WRITTEN PROBLEM —
Exclude images, then output the remaining data verbatim.

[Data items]

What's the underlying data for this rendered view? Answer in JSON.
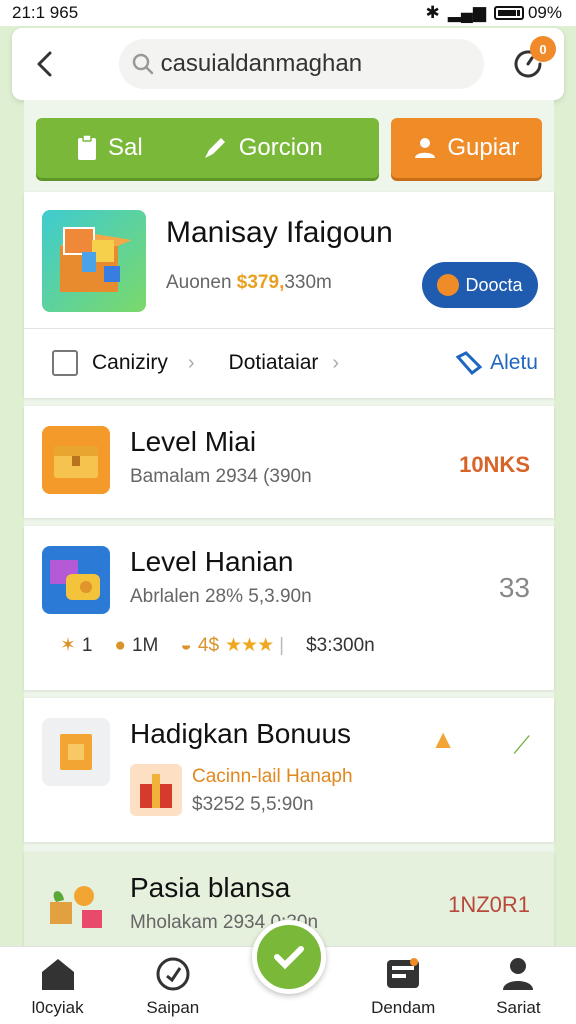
{
  "status_bar": {
    "time": "21:1 965",
    "battery_text": "09%"
  },
  "header": {
    "search_text": "casuialdanmaghan",
    "badge": "0"
  },
  "actions": {
    "sal_label": "Sal",
    "cercion_label": "Gorcion",
    "cupiar_label": "Gupiar"
  },
  "feature": {
    "title": "Manisay Ifaigoun",
    "sub_prefix": "Auonen",
    "sub_accent": "$379,",
    "sub_suffix": "330m",
    "button_label": "Doocta",
    "crumbs": {
      "first": "Caniziry",
      "second": "Dotiataiar",
      "link": "Aletu"
    }
  },
  "list": [
    {
      "title": "Level Miai",
      "sub": "Bamalam 2934 (390n",
      "right": "10NKS"
    },
    {
      "title": "Level Hanian",
      "sub": "Abrlalen 28% 5,3.90n",
      "right": "33",
      "stats": {
        "stars_count": "1",
        "coins": "1M",
        "rating_prefix": "4$",
        "stars": "★★★",
        "value": "$3:300n"
      }
    },
    {
      "title": "Hadigkan Bonuus",
      "sub1": "Cacinn-lail Hanaph",
      "sub2": "$3252 5,5:90n"
    },
    {
      "title": "Pasia blansa",
      "sub": "Mholakam 2934 0:30n",
      "right": "1NZ0R1"
    }
  ],
  "bottom_nav": [
    {
      "label": "l0cyiak"
    },
    {
      "label": "Saipan"
    },
    {
      "label": "Dendam"
    },
    {
      "label": "Sariat"
    }
  ],
  "colors": {
    "green": "#7ab83a",
    "orange": "#f08c28",
    "blue": "#1f5cb0",
    "bg": "#dff0d2"
  }
}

EXPECTED ANSWER —
What's the underlying data for this rendered view? Answer in JSON.
{
  "status_bar": {
    "time": "21:1 965",
    "battery_text": "09%"
  },
  "header": {
    "search_text": "casuialdanmaghan",
    "badge": "0"
  },
  "actions": {
    "sal_label": "Sal",
    "cercion_label": "Gorcion",
    "cupiar_label": "Gupiar"
  },
  "feature": {
    "title": "Manisay Ifaigoun",
    "sub_prefix": "Auonen",
    "sub_accent": "$379,",
    "sub_suffix": "330m",
    "button_label": "Doocta",
    "crumbs": {
      "first": "Caniziry",
      "second": "Dotiataiar",
      "link": "Aletu"
    }
  },
  "list": [
    {
      "title": "Level Miai",
      "sub": "Bamalam 2934 (390n",
      "right": "10NKS"
    },
    {
      "title": "Level Hanian",
      "sub": "Abrlalen 28% 5,3.90n",
      "right": "33",
      "stats": {
        "stars_count": "1",
        "coins": "1M",
        "rating_prefix": "4$",
        "stars": "★★★",
        "value": "$3:300n"
      }
    },
    {
      "title": "Hadigkan Bonuus",
      "sub1": "Cacinn-lail Hanaph",
      "sub2": "$3252 5,5:90n"
    },
    {
      "title": "Pasia blansa",
      "sub": "Mholakam 2934 0:30n",
      "right": "1NZ0R1"
    }
  ],
  "bottom_nav": [
    {
      "label": "l0cyiak"
    },
    {
      "label": "Saipan"
    },
    {
      "label": "Dendam"
    },
    {
      "label": "Sariat"
    }
  ],
  "colors": {
    "green": "#7ab83a",
    "orange": "#f08c28",
    "blue": "#1f5cb0",
    "bg": "#dff0d2"
  }
}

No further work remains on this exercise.